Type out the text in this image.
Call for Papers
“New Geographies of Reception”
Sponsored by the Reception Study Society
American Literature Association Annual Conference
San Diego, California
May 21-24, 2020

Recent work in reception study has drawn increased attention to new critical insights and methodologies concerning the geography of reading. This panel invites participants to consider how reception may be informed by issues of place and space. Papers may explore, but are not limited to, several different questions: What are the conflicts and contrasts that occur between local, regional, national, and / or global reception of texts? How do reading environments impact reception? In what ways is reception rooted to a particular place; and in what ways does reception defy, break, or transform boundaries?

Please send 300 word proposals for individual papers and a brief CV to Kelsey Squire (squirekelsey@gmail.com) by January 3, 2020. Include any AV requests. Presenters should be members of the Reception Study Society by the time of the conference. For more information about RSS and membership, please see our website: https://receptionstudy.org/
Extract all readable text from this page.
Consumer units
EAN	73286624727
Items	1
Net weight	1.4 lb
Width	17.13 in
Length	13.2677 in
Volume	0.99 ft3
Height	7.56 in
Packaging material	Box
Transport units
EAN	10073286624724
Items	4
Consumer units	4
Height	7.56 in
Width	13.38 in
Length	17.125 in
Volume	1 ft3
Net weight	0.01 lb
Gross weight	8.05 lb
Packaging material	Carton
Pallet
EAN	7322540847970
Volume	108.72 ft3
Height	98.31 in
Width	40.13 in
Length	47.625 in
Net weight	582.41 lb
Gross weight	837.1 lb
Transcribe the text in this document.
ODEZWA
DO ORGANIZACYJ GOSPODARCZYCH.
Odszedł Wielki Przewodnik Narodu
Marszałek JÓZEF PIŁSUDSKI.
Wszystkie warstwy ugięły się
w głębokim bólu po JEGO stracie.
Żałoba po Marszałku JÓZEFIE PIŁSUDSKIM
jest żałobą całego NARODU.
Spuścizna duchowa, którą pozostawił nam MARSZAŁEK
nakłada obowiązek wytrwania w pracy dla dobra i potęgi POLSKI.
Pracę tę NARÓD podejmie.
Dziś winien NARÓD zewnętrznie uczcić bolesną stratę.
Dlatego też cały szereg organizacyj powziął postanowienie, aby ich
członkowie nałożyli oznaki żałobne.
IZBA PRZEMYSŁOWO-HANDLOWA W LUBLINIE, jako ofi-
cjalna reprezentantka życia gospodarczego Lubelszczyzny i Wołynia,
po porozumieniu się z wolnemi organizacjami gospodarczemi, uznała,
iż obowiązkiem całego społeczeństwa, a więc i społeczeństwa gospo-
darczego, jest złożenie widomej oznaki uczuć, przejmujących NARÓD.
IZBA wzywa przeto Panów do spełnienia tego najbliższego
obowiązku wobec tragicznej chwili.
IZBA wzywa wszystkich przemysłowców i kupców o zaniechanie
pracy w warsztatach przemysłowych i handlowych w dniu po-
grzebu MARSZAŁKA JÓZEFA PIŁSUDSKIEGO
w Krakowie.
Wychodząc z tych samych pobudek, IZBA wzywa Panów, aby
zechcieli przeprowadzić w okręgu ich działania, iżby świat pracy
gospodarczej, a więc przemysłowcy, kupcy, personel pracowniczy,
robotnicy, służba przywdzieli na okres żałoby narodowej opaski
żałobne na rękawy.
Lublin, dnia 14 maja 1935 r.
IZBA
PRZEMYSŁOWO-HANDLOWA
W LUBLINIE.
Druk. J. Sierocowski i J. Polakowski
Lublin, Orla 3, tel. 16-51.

## To do:
Copy out exactly the lines running from the line with "Transcribe the text in this document." to the end of the records, inclusive.

## Solution to this task:
Transcribe the text in this document.
ODEZWA
DO ORGANIZACYJ GOSPODARCZYCH.
Odszedł Wielki Przewodnik Narodu
Marszałek JÓZEF PIŁSUDSKI.
Wszystkie warstwy ugięły się
w głębokim bólu po JEGO stracie.
Żałoba po Marszałku JÓZEFIE PIŁSUDSKIM
jest żałobą całego NARODU.
Spuścizna duchowa, którą pozostawił nam MARSZAŁEK
nakłada obowiązek wytrwania w pracy dla dobra i potęgi POLSKI.
Pracę tę NARÓD podejmie.
Dziś winien NARÓD zewnętrznie uczcić bolesną stratę.
Dlatego też cały szereg organizacyj powziął postanowienie, aby ich
członkowie nałożyli oznaki żałobne.
IZBA PRZEMYSŁOWO-HANDLOWA W LUBLINIE, jako ofi-
cjalna reprezentantka życia gospodarczego Lubelszczyzny i Wołynia,
po porozumieniu się z wolnemi organizacjami gospodarczemi, uznała,
iż obowiązkiem całego społeczeństwa, a więc i społeczeństwa gospo-
darczego, jest złożenie widomej oznaki uczuć, przejmujących NARÓD.
IZBA wzywa przeto Panów do spełnienia tego najbliższego
obowiązku wobec tragicznej chwili.
IZBA wzywa wszystkich przemysłowców i kupców o zaniechanie
pracy w warsztatach przemysłowych i handlowych w dniu po-
grzebu MARSZAŁKA JÓZEFA PIŁSUDSKIEGO
w Krakowie.
Wychodząc z tych samych pobudek, IZBA wzywa Panów, aby
zechcieli przeprowadzić w okręgu ich działania, iżby świat pracy
gospodarczej, a więc przemysłowcy, kupcy, personel pracowniczy,
robotnicy, służba przywdzieli na okres żałoby narodowej opaski
żałobne na rękawy.
Lublin, dnia 14 maja 1935 r.
IZBA
PRZEMYSŁOWO-HANDLOWA
W LUBLINIE.
Druk. J. Sierocowski i J. Polakowski
Lublin, Orla 3, tel. 16-51.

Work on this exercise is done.